Repeat what the lines below say, word for word, and skip every image.

START Data to process

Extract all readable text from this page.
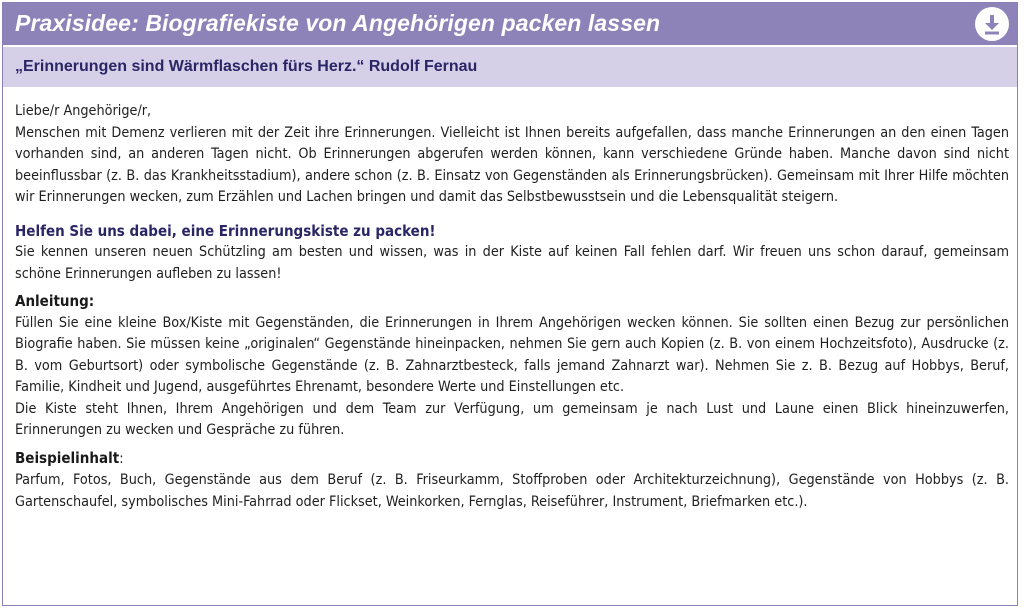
Praxisidee: Biografiekiste von Angehörigen packen lassen
„Erinnerungen sind Wärmflaschen fürs Herz.“ Rudolf Fernau

Liebe/r Angehörige/r,

Menschen mit Demenz verlieren mit der Zeit ihre Erinnerungen. Vielleicht ist Ihnen bereits aufgefallen, dass manche Erinnerungen an den einen Tagen vorhanden sind, an anderen Tagen nicht. Ob Erinnerungen abgerufen werden können, kann verschiedene Gründe haben. Manche davon sind nicht beeinflussbar (z. B. das Krankheitsstadium), andere schon (z. B. Einsatz von Gegenständen als Erinnerungsbrücken). Gemeinsam mit Ihrer Hilfe möchten wir Erinnerungen wecken, zum Erzählen und Lachen bringen und damit das Selbstbewusstsein und die Lebensqualität steigern.

Helfen Sie uns dabei, eine Erinnerungskiste zu packen!

Sie kennen unseren neuen Schützling am besten und wissen, was in der Kiste auf keinen Fall fehlen darf. Wir freuen uns schon darauf, gemeinsam schöne Erinnerungen aufleben zu lassen!

Anleitung:

Füllen Sie eine kleine Box/Kiste mit Gegenständen, die Erinnerungen in Ihrem Angehörigen wecken können. Sie sollten einen Bezug zur persönlichen Biografie haben. Sie müssen keine „originalen“ Gegenstände hineinpacken, nehmen Sie gern auch Kopien (z. B. von einem Hochzeitsfoto), Ausdrucke (z. B. vom Geburtsort) oder symbolische Gegenstände (z. B. Zahnarztbesteck, falls jemand Zahnarzt war). Nehmen Sie z. B. Bezug auf Hobbys, Beruf, Familie, Kindheit und Jugend, ausgeführtes Ehrenamt, besondere Werte und Einstellungen etc.

Die Kiste steht Ihnen, Ihrem Angehörigen und dem Team zur Verfügung, um gemeinsam je nach Lust und Laune einen Blick hineinzuwerfen, Erinnerungen zu wecken und Gespräche zu führen.

Beispielinhalt:

Parfum, Fotos, Buch, Gegenstände aus dem Beruf (z. B. Friseurkamm, Stoffproben oder Architekturzeichnung), Gegenstände von Hobbys (z. B. Gartenschaufel, symbolisches Mini-Fahrrad oder Flickset, Weinkorken, Fernglas, Reiseführer, Instrument, Briefmarken etc.).
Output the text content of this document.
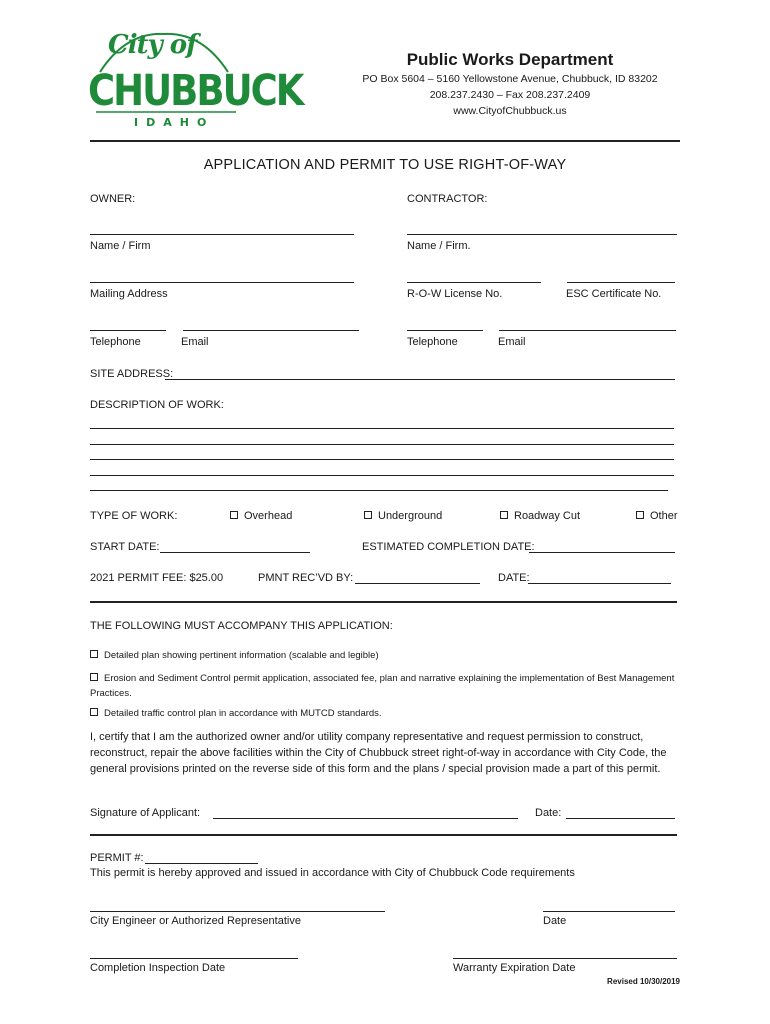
City of
CHUBBUCK
IDAHO
Public Works Department
PO Box 5604 – 5160 Yellowstone Avenue, Chubbuck, ID 83202
208.237.2430 – Fax 208.237.2409
www.CityofChubbuck.us
APPLICATION AND PERMIT TO USE RIGHT-OF-WAY
OWNER:	CONTRACTOR:
Name / Firm	Name / Firm.
Mailing Address	R-O-W License No.	ESC Certificate No.
Telephone	Email	Telephone	Email
SITE ADDRESS:
DESCRIPTION OF WORK:
TYPE OF WORK:	Overhead	Underground	Roadway Cut	Other
START DATE:	ESTIMATED COMPLETION DATE:
2021 PERMIT FEE: $25.00	PMNT REC’VD BY:	DATE:
THE FOLLOWING MUST ACCOMPANY THIS APPLICATION:
Detailed plan showing pertinent information (scalable and legible)
Erosion and Sediment Control permit application, associated fee, plan and narrative explaining the implementation of Best Management Practices.
Detailed traffic control plan in accordance with MUTCD standards.
I, certify that I am the authorized owner and/or utility company representative and request permission to construct, reconstruct, repair the above facilities within the City of Chubbuck street right-of-way in accordance with City Code, the general provisions printed on the reverse side of this form and the plans / special provision made a part of this permit.
Signature of Applicant:	Date:
PERMIT #:
This permit is hereby approved and issued in accordance with City of Chubbuck Code requirements
City Engineer or Authorized Representative	Date
Completion Inspection Date	Warranty Expiration Date
Revised 10/30/2019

END Data to process

Solution to the problem:
Extract all readable text from this page.
Praxisidee: Biografiekiste von Angehörigen packen lassen
„Erinnerungen sind Wärmflaschen fürs Herz.“ Rudolf Fernau

Liebe/r Angehörige/r,

Menschen mit Demenz verlieren mit der Zeit ihre Erinnerungen. Vielleicht ist Ihnen bereits aufgefallen, dass manche Erinnerungen an den einen Tagen vorhanden sind, an anderen Tagen nicht. Ob Erinnerungen abgerufen werden können, kann verschiedene Gründe haben. Manche davon sind nicht beeinflussbar (z. B. das Krankheitsstadium), andere schon (z. B. Einsatz von Gegenständen als Erinnerungsbrücken). Gemeinsam mit Ihrer Hilfe möchten wir Erinnerungen wecken, zum Erzählen und Lachen bringen und damit das Selbstbewusstsein und die Lebensqualität steigern.

Helfen Sie uns dabei, eine Erinnerungskiste zu packen!

Sie kennen unseren neuen Schützling am besten und wissen, was in der Kiste auf keinen Fall fehlen darf. Wir freuen uns schon darauf, gemeinsam schöne Erinnerungen aufleben zu lassen!

Anleitung:

Füllen Sie eine kleine Box/Kiste mit Gegenständen, die Erinnerungen in Ihrem Angehörigen wecken können. Sie sollten einen Bezug zur persönlichen Biografie haben. Sie müssen keine „originalen“ Gegenstände hineinpacken, nehmen Sie gern auch Kopien (z. B. von einem Hochzeitsfoto), Ausdrucke (z. B. vom Geburtsort) oder symbolische Gegenstände (z. B. Zahnarztbesteck, falls jemand Zahnarzt war). Nehmen Sie z. B. Bezug auf Hobbys, Beruf, Familie, Kindheit und Jugend, ausgeführtes Ehrenamt, besondere Werte und Einstellungen etc.

Die Kiste steht Ihnen, Ihrem Angehörigen und dem Team zur Verfügung, um gemeinsam je nach Lust und Laune einen Blick hineinzuwerfen, Erinnerungen zu wecken und Gespräche zu führen.

Beispielinhalt:

Parfum, Fotos, Buch, Gegenstände aus dem Beruf (z. B. Friseurkamm, Stoffproben oder Architekturzeichnung), Gegenstände von Hobbys (z. B. Gartenschaufel, symbolisches Mini-Fahrrad oder Flickset, Weinkorken, Fernglas, Reiseführer, Instrument, Briefmarken etc.).
Output the text content of this document.
City of
CHUBBUCK
IDAHO
Public Works Department
PO Box 5604 – 5160 Yellowstone Avenue, Chubbuck, ID 83202
208.237.2430 – Fax 208.237.2409
www.CityofChubbuck.us
APPLICATION AND PERMIT TO USE RIGHT-OF-WAY
OWNER:	CONTRACTOR:
Name / Firm	Name / Firm.
Mailing Address	R-O-W License No.	ESC Certificate No.
Telephone	Email	Telephone	Email
SITE ADDRESS:
DESCRIPTION OF WORK:
TYPE OF WORK:	Overhead	Underground	Roadway Cut	Other
START DATE:	ESTIMATED COMPLETION DATE:
2021 PERMIT FEE: $25.00	PMNT REC’VD BY:	DATE:
THE FOLLOWING MUST ACCOMPANY THIS APPLICATION:
Detailed plan showing pertinent information (scalable and legible)
Erosion and Sediment Control permit application, associated fee, plan and narrative explaining the implementation of Best Management Practices.
Detailed traffic control plan in accordance with MUTCD standards.
I, certify that I am the authorized owner and/or utility company representative and request permission to construct, reconstruct, repair the above facilities within the City of Chubbuck street right-of-way in accordance with City Code, the general provisions printed on the reverse side of this form and the plans / special provision made a part of this permit.
Signature of Applicant:	Date:
PERMIT #:
This permit is hereby approved and issued in accordance with City of Chubbuck Code requirements
City Engineer or Authorized Representative	Date
Completion Inspection Date	Warranty Expiration Date
Revised 10/30/2019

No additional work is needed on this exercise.